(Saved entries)
'''
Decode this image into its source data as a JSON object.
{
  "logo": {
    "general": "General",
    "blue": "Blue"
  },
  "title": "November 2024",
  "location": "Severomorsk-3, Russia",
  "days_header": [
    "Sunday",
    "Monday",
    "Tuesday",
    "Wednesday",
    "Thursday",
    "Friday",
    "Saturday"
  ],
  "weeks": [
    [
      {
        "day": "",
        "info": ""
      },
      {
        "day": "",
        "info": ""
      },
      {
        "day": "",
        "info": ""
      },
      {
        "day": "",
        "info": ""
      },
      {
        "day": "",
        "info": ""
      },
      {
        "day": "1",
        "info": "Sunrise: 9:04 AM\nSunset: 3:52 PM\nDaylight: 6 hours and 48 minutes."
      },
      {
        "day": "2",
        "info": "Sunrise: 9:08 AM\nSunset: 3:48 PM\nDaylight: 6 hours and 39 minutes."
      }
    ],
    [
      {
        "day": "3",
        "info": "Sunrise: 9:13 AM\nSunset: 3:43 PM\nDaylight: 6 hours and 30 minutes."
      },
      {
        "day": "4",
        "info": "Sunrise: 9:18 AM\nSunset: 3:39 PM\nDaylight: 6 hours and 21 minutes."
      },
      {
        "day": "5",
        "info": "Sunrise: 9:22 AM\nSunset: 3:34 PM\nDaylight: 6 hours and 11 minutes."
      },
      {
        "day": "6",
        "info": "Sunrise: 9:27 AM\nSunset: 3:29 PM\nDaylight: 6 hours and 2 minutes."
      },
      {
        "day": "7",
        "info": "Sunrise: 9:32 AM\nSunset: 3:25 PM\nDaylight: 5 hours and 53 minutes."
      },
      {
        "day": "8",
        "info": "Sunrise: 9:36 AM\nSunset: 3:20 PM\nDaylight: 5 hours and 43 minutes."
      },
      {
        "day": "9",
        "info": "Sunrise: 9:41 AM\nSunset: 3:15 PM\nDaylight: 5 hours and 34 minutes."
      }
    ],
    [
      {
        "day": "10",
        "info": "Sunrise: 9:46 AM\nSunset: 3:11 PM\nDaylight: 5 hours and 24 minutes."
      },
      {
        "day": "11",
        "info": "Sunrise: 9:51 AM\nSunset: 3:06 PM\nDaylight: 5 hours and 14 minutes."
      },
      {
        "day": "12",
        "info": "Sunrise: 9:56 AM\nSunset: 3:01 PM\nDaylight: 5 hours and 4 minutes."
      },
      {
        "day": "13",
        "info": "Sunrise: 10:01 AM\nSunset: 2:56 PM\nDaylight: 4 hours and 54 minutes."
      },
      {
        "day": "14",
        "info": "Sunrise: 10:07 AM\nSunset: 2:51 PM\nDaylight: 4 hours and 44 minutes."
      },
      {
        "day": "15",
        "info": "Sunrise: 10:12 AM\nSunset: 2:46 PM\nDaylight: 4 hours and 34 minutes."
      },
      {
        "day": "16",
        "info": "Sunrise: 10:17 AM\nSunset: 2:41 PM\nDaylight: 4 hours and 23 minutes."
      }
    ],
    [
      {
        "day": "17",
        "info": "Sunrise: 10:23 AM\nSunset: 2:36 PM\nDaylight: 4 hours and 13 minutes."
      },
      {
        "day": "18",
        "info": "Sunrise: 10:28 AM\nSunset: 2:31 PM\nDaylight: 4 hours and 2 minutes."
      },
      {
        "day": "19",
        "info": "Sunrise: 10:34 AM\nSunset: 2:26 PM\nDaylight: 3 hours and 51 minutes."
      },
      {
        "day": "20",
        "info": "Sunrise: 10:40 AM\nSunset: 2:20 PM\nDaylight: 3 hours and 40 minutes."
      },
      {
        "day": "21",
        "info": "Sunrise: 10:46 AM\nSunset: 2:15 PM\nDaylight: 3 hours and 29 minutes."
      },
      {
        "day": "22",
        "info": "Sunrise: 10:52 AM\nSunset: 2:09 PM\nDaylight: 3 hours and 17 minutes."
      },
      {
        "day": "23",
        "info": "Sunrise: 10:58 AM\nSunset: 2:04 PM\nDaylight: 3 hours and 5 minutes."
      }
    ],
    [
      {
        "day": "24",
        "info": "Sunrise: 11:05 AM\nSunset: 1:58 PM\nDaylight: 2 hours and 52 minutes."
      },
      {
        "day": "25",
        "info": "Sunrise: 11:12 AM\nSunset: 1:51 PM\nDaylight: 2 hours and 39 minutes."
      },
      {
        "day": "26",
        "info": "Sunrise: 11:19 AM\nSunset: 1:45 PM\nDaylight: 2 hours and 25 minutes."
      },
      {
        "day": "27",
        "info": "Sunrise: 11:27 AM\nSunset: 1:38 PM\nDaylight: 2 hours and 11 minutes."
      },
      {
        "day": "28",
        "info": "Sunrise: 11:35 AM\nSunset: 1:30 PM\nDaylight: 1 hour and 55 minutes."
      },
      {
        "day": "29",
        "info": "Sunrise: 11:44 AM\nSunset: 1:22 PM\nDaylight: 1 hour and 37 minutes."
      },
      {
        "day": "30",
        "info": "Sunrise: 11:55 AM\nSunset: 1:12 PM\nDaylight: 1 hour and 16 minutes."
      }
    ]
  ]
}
'''
• WORK TO COMPLETE
Return the material in full, exactly as shown.

• RESPONSE
Decode this image into its source data as a JSON object.
{
  "logo": {
    "general": "General",
    "blue": "Blue"
  },
  "title": "November 2024",
  "location": "Severomorsk-3, Russia",
  "days_header": [
    "Sunday",
    "Monday",
    "Tuesday",
    "Wednesday",
    "Thursday",
    "Friday",
    "Saturday"
  ],
  "weeks": [
    [
      {
        "day": "",
        "info": ""
      },
      {
        "day": "",
        "info": ""
      },
      {
        "day": "",
        "info": ""
      },
      {
        "day": "",
        "info": ""
      },
      {
        "day": "",
        "info": ""
      },
      {
        "day": "1",
        "info": "Sunrise: 9:04 AM\nSunset: 3:52 PM\nDaylight: 6 hours and 48 minutes."
      },
      {
        "day": "2",
        "info": "Sunrise: 9:08 AM\nSunset: 3:48 PM\nDaylight: 6 hours and 39 minutes."
      }
    ],
    [
      {
        "day": "3",
        "info": "Sunrise: 9:13 AM\nSunset: 3:43 PM\nDaylight: 6 hours and 30 minutes."
      },
      {
        "day": "4",
        "info": "Sunrise: 9:18 AM\nSunset: 3:39 PM\nDaylight: 6 hours and 21 minutes."
      },
      {
        "day": "5",
        "info": "Sunrise: 9:22 AM\nSunset: 3:34 PM\nDaylight: 6 hours and 11 minutes."
      },
      {
        "day": "6",
        "info": "Sunrise: 9:27 AM\nSunset: 3:29 PM\nDaylight: 6 hours and 2 minutes."
      },
      {
        "day": "7",
        "info": "Sunrise: 9:32 AM\nSunset: 3:25 PM\nDaylight: 5 hours and 53 minutes."
      },
      {
        "day": "8",
        "info": "Sunrise: 9:36 AM\nSunset: 3:20 PM\nDaylight: 5 hours and 43 minutes."
      },
      {
        "day": "9",
        "info": "Sunrise: 9:41 AM\nSunset: 3:15 PM\nDaylight: 5 hours and 34 minutes."
      }
    ],
    [
      {
        "day": "10",
        "info": "Sunrise: 9:46 AM\nSunset: 3:11 PM\nDaylight: 5 hours and 24 minutes."
      },
      {
        "day": "11",
        "info": "Sunrise: 9:51 AM\nSunset: 3:06 PM\nDaylight: 5 hours and 14 minutes."
      },
      {
        "day": "12",
        "info": "Sunrise: 9:56 AM\nSunset: 3:01 PM\nDaylight: 5 hours and 4 minutes."
      },
      {
        "day": "13",
        "info": "Sunrise: 10:01 AM\nSunset: 2:56 PM\nDaylight: 4 hours and 54 minutes."
      },
      {
        "day": "14",
        "info": "Sunrise: 10:07 AM\nSunset: 2:51 PM\nDaylight: 4 hours and 44 minutes."
      },
      {
        "day": "15",
        "info": "Sunrise: 10:12 AM\nSunset: 2:46 PM\nDaylight: 4 hours and 34 minutes."
      },
      {
        "day": "16",
        "info": "Sunrise: 10:17 AM\nSunset: 2:41 PM\nDaylight: 4 hours and 23 minutes."
      }
    ],
    [
      {
        "day": "17",
        "info": "Sunrise: 10:23 AM\nSunset: 2:36 PM\nDaylight: 4 hours and 13 minutes."
      },
      {
        "day": "18",
        "info": "Sunrise: 10:28 AM\nSunset: 2:31 PM\nDaylight: 4 hours and 2 minutes."
      },
      {
        "day": "19",
        "info": "Sunrise: 10:34 AM\nSunset: 2:26 PM\nDaylight: 3 hours and 51 minutes."
      },
      {
        "day": "20",
        "info": "Sunrise: 10:40 AM\nSunset: 2:20 PM\nDaylight: 3 hours and 40 minutes."
      },
      {
        "day": "21",
        "info": "Sunrise: 10:46 AM\nSunset: 2:15 PM\nDaylight: 3 hours and 29 minutes."
      },
      {
        "day": "22",
        "info": "Sunrise: 10:52 AM\nSunset: 2:09 PM\nDaylight: 3 hours and 17 minutes."
      },
      {
        "day": "23",
        "info": "Sunrise: 10:58 AM\nSunset: 2:04 PM\nDaylight: 3 hours and 5 minutes."
      }
    ],
    [
      {
        "day": "24",
        "info": "Sunrise: 11:05 AM\nSunset: 1:58 PM\nDaylight: 2 hours and 52 minutes."
      },
      {
        "day": "25",
        "info": "Sunrise: 11:12 AM\nSunset: 1:51 PM\nDaylight: 2 hours and 39 minutes."
      },
      {
        "day": "26",
        "info": "Sunrise: 11:19 AM\nSunset: 1:45 PM\nDaylight: 2 hours and 25 minutes."
      },
      {
        "day": "27",
        "info": "Sunrise: 11:27 AM\nSunset: 1:38 PM\nDaylight: 2 hours and 11 minutes."
      },
      {
        "day": "28",
        "info": "Sunrise: 11:35 AM\nSunset: 1:30 PM\nDaylight: 1 hour and 55 minutes."
      },
      {
        "day": "29",
        "info": "Sunrise: 11:44 AM\nSunset: 1:22 PM\nDaylight: 1 hour and 37 minutes."
      },
      {
        "day": "30",
        "info": "Sunrise: 11:55 AM\nSunset: 1:12 PM\nDaylight: 1 hour and 16 minutes."
      }
    ]
  ]
}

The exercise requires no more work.